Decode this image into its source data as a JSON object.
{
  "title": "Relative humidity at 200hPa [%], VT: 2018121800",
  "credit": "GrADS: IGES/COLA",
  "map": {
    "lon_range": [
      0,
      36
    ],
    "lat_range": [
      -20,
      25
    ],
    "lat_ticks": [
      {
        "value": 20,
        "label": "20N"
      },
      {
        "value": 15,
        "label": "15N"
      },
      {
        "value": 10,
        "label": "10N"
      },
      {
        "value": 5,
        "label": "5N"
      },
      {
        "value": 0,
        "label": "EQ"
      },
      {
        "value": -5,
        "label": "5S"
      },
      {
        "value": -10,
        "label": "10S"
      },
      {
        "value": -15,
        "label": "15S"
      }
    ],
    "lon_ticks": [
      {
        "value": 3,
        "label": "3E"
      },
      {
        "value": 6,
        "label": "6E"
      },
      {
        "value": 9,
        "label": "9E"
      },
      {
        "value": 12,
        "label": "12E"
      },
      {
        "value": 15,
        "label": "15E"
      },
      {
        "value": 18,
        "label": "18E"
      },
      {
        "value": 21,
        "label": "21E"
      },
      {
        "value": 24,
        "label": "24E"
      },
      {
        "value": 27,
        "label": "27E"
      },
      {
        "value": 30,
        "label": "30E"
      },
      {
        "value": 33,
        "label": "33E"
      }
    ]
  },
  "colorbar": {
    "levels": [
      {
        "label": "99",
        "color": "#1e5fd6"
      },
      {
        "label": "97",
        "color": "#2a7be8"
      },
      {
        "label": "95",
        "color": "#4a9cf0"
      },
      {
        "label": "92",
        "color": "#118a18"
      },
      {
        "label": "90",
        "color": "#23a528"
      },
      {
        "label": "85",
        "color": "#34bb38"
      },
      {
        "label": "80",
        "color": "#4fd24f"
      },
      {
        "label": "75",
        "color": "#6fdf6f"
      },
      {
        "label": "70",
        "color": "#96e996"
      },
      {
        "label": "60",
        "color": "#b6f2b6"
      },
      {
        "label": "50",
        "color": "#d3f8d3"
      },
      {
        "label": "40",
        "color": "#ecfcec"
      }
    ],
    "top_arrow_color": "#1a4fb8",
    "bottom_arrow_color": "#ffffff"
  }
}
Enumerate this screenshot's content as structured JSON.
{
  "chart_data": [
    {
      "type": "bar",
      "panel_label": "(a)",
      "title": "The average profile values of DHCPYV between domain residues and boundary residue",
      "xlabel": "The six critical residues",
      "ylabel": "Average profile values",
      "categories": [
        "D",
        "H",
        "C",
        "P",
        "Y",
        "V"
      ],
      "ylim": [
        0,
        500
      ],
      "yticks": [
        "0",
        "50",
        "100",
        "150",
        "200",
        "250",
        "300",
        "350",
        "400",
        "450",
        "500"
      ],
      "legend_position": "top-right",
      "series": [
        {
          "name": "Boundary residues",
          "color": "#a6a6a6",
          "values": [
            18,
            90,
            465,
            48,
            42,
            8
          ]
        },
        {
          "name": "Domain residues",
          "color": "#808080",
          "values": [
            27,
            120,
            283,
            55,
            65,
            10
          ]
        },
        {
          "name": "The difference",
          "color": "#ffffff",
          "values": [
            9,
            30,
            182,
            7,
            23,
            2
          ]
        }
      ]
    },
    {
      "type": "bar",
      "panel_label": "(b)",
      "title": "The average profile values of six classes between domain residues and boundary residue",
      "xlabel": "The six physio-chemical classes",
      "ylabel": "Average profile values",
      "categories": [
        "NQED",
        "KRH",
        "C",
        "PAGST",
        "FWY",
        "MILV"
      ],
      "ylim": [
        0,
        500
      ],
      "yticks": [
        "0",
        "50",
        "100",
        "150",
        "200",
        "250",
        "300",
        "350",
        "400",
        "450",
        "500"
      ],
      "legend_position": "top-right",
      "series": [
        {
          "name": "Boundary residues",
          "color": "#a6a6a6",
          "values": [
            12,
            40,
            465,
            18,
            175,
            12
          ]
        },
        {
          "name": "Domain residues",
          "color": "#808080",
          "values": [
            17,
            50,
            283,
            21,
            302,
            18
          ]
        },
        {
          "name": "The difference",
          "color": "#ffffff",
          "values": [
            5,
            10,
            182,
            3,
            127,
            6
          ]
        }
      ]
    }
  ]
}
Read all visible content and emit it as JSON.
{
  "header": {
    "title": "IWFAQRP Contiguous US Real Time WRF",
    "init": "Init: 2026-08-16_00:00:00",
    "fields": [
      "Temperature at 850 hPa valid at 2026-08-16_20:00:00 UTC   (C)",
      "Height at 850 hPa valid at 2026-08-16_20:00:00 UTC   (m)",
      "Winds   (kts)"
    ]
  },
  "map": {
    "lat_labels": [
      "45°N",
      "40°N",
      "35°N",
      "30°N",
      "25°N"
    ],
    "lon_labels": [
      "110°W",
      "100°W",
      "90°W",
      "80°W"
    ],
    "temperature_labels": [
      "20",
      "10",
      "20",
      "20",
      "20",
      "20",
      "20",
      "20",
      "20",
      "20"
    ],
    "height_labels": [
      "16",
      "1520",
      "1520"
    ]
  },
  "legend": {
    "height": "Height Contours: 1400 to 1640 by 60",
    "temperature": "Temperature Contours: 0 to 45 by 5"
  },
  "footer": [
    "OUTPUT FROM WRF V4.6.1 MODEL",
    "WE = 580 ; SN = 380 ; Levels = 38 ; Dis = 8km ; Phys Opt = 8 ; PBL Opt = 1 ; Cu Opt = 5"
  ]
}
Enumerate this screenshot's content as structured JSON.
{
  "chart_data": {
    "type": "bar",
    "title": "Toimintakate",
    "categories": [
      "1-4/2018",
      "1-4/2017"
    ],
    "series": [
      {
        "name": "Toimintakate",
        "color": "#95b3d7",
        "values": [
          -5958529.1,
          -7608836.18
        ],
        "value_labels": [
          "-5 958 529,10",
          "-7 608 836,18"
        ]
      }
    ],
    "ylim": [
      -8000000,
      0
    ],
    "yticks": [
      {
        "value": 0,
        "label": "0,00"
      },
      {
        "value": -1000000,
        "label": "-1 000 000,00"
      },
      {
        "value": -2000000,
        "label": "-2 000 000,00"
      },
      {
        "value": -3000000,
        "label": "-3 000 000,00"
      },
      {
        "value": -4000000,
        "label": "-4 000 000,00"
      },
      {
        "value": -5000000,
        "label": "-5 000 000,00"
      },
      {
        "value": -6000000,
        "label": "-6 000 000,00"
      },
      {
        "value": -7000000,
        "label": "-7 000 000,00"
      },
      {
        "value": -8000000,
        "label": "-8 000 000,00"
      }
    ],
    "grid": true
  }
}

EXERCISE OBJECTIVE. Reproduce the whole listing word for word.

EXERCISE ANSWER.
Decode this image into its source data as a JSON object.
{
  "title": "Relative humidity at 200hPa [%], VT: 2018121800",
  "credit": "GrADS: IGES/COLA",
  "map": {
    "lon_range": [
      0,
      36
    ],
    "lat_range": [
      -20,
      25
    ],
    "lat_ticks": [
      {
        "value": 20,
        "label": "20N"
      },
      {
        "value": 15,
        "label": "15N"
      },
      {
        "value": 10,
        "label": "10N"
      },
      {
        "value": 5,
        "label": "5N"
      },
      {
        "value": 0,
        "label": "EQ"
      },
      {
        "value": -5,
        "label": "5S"
      },
      {
        "value": -10,
        "label": "10S"
      },
      {
        "value": -15,
        "label": "15S"
      }
    ],
    "lon_ticks": [
      {
        "value": 3,
        "label": "3E"
      },
      {
        "value": 6,
        "label": "6E"
      },
      {
        "value": 9,
        "label": "9E"
      },
      {
        "value": 12,
        "label": "12E"
      },
      {
        "value": 15,
        "label": "15E"
      },
      {
        "value": 18,
        "label": "18E"
      },
      {
        "value": 21,
        "label": "21E"
      },
      {
        "value": 24,
        "label": "24E"
      },
      {
        "value": 27,
        "label": "27E"
      },
      {
        "value": 30,
        "label": "30E"
      },
      {
        "value": 33,
        "label": "33E"
      }
    ]
  },
  "colorbar": {
    "levels": [
      {
        "label": "99",
        "color": "#1e5fd6"
      },
      {
        "label": "97",
        "color": "#2a7be8"
      },
      {
        "label": "95",
        "color": "#4a9cf0"
      },
      {
        "label": "92",
        "color": "#118a18"
      },
      {
        "label": "90",
        "color": "#23a528"
      },
      {
        "label": "85",
        "color": "#34bb38"
      },
      {
        "label": "80",
        "color": "#4fd24f"
      },
      {
        "label": "75",
        "color": "#6fdf6f"
      },
      {
        "label": "70",
        "color": "#96e996"
      },
      {
        "label": "60",
        "color": "#b6f2b6"
      },
      {
        "label": "50",
        "color": "#d3f8d3"
      },
      {
        "label": "40",
        "color": "#ecfcec"
      }
    ],
    "top_arrow_color": "#1a4fb8",
    "bottom_arrow_color": "#ffffff"
  }
}
Enumerate this screenshot's content as structured JSON.
{
  "chart_data": [
    {
      "type": "bar",
      "panel_label": "(a)",
      "title": "The average profile values of DHCPYV between domain residues and boundary residue",
      "xlabel": "The six critical residues",
      "ylabel": "Average profile values",
      "categories": [
        "D",
        "H",
        "C",
        "P",
        "Y",
        "V"
      ],
      "ylim": [
        0,
        500
      ],
      "yticks": [
        "0",
        "50",
        "100",
        "150",
        "200",
        "250",
        "300",
        "350",
        "400",
        "450",
        "500"
      ],
      "legend_position": "top-right",
      "series": [
        {
          "name": "Boundary residues",
          "color": "#a6a6a6",
          "values": [
            18,
            90,
            465,
            48,
            42,
            8
          ]
        },
        {
          "name": "Domain residues",
          "color": "#808080",
          "values": [
            27,
            120,
            283,
            55,
            65,
            10
          ]
        },
        {
          "name": "The difference",
          "color": "#ffffff",
          "values": [
            9,
            30,
            182,
            7,
            23,
            2
          ]
        }
      ]
    },
    {
      "type": "bar",
      "panel_label": "(b)",
      "title": "The average profile values of six classes between domain residues and boundary residue",
      "xlabel": "The six physio-chemical classes",
      "ylabel": "Average profile values",
      "categories": [
        "NQED",
        "KRH",
        "C",
        "PAGST",
        "FWY",
        "MILV"
      ],
      "ylim": [
        0,
        500
      ],
      "yticks": [
        "0",
        "50",
        "100",
        "150",
        "200",
        "250",
        "300",
        "350",
        "400",
        "450",
        "500"
      ],
      "legend_position": "top-right",
      "series": [
        {
          "name": "Boundary residues",
          "color": "#a6a6a6",
          "values": [
            12,
            40,
            465,
            18,
            175,
            12
          ]
        },
        {
          "name": "Domain residues",
          "color": "#808080",
          "values": [
            17,
            50,
            283,
            21,
            302,
            18
          ]
        },
        {
          "name": "The difference",
          "color": "#ffffff",
          "values": [
            5,
            10,
            182,
            3,
            127,
            6
          ]
        }
      ]
    }
  ]
}
Read all visible content and emit it as JSON.
{
  "header": {
    "title": "IWFAQRP Contiguous US Real Time WRF",
    "init": "Init: 2026-08-16_00:00:00",
    "fields": [
      "Temperature at 850 hPa valid at 2026-08-16_20:00:00 UTC   (C)",
      "Height at 850 hPa valid at 2026-08-16_20:00:00 UTC   (m)",
      "Winds   (kts)"
    ]
  },
  "map": {
    "lat_labels": [
      "45°N",
      "40°N",
      "35°N",
      "30°N",
      "25°N"
    ],
    "lon_labels": [
      "110°W",
      "100°W",
      "90°W",
      "80°W"
    ],
    "temperature_labels": [
      "20",
      "10",
      "20",
      "20",
      "20",
      "20",
      "20",
      "20",
      "20",
      "20"
    ],
    "height_labels": [
      "16",
      "1520",
      "1520"
    ]
  },
  "legend": {
    "height": "Height Contours: 1400 to 1640 by 60",
    "temperature": "Temperature Contours: 0 to 45 by 5"
  },
  "footer": [
    "OUTPUT FROM WRF V4.6.1 MODEL",
    "WE = 580 ; SN = 380 ; Levels = 38 ; Dis = 8km ; Phys Opt = 8 ; PBL Opt = 1 ; Cu Opt = 5"
  ]
}
Enumerate this screenshot's content as structured JSON.
{
  "chart_data": {
    "type": "bar",
    "title": "Toimintakate",
    "categories": [
      "1-4/2018",
      "1-4/2017"
    ],
    "series": [
      {
        "name": "Toimintakate",
        "color": "#95b3d7",
        "values": [
          -5958529.1,
          -7608836.18
        ],
        "value_labels": [
          "-5 958 529,10",
          "-7 608 836,18"
        ]
      }
    ],
    "ylim": [
      -8000000,
      0
    ],
    "yticks": [
      {
        "value": 0,
        "label": "0,00"
      },
      {
        "value": -1000000,
        "label": "-1 000 000,00"
      },
      {
        "value": -2000000,
        "label": "-2 000 000,00"
      },
      {
        "value": -3000000,
        "label": "-3 000 000,00"
      },
      {
        "value": -4000000,
        "label": "-4 000 000,00"
      },
      {
        "value": -5000000,
        "label": "-5 000 000,00"
      },
      {
        "value": -6000000,
        "label": "-6 000 000,00"
      },
      {
        "value": -7000000,
        "label": "-7 000 000,00"
      },
      {
        "value": -8000000,
        "label": "-8 000 000,00"
      }
    ],
    "grid": true
  }
}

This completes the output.